Stated task: Read the records below and copy each line that contains "color".

(Lines of data)
--- begin ---
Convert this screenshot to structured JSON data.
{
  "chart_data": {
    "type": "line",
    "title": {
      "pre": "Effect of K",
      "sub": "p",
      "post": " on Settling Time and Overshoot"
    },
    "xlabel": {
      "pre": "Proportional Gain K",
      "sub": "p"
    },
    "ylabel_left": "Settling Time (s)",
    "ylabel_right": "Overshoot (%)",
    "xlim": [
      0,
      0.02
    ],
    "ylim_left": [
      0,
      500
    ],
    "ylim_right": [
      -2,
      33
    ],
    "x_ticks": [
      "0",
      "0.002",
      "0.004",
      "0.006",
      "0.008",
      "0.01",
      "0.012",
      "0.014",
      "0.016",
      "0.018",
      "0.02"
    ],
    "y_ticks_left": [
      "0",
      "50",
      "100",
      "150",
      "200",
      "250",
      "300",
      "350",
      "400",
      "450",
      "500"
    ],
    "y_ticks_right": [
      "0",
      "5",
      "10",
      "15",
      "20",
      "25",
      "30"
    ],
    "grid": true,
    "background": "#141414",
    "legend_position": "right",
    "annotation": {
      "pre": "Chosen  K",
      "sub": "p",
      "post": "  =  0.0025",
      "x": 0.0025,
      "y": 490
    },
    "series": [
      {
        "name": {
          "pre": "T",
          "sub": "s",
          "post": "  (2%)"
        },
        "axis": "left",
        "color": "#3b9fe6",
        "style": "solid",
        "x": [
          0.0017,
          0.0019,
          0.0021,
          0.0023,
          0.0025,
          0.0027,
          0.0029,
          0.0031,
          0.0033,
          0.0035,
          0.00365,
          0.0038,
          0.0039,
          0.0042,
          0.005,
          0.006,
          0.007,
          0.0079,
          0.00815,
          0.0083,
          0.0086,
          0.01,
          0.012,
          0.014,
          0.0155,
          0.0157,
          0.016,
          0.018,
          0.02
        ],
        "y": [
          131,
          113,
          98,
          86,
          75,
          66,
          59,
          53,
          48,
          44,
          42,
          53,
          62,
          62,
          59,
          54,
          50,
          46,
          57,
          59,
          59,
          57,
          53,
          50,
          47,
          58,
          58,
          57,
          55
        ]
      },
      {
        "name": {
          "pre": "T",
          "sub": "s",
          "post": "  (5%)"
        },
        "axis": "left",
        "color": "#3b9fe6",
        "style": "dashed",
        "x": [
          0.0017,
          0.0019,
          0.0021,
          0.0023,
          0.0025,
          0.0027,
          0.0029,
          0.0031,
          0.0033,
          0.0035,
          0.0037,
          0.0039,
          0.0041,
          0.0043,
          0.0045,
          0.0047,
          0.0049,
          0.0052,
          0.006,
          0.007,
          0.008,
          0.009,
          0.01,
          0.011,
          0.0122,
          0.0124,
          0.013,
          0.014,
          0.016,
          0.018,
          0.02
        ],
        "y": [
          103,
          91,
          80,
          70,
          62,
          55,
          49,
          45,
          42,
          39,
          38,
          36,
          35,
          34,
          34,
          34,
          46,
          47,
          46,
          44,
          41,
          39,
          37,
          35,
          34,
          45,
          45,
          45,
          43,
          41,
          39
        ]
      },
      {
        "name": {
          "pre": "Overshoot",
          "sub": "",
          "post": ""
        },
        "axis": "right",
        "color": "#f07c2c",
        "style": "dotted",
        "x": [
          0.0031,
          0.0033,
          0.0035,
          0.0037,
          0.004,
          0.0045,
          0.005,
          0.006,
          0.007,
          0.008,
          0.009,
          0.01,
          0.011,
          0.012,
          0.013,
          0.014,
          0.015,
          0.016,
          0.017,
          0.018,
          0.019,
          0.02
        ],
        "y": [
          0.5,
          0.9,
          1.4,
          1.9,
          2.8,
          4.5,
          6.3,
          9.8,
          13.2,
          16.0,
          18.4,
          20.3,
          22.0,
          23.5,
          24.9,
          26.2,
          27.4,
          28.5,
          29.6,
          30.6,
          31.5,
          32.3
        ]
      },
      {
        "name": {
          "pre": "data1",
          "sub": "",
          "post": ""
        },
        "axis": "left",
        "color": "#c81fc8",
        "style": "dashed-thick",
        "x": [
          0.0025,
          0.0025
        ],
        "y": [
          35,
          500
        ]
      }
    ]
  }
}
--- end ---
Solution for this task:
        "color": "#3b9fe6",
        "color": "#3b9fe6",
        "color": "#f07c2c",
        "color": "#c81fc8",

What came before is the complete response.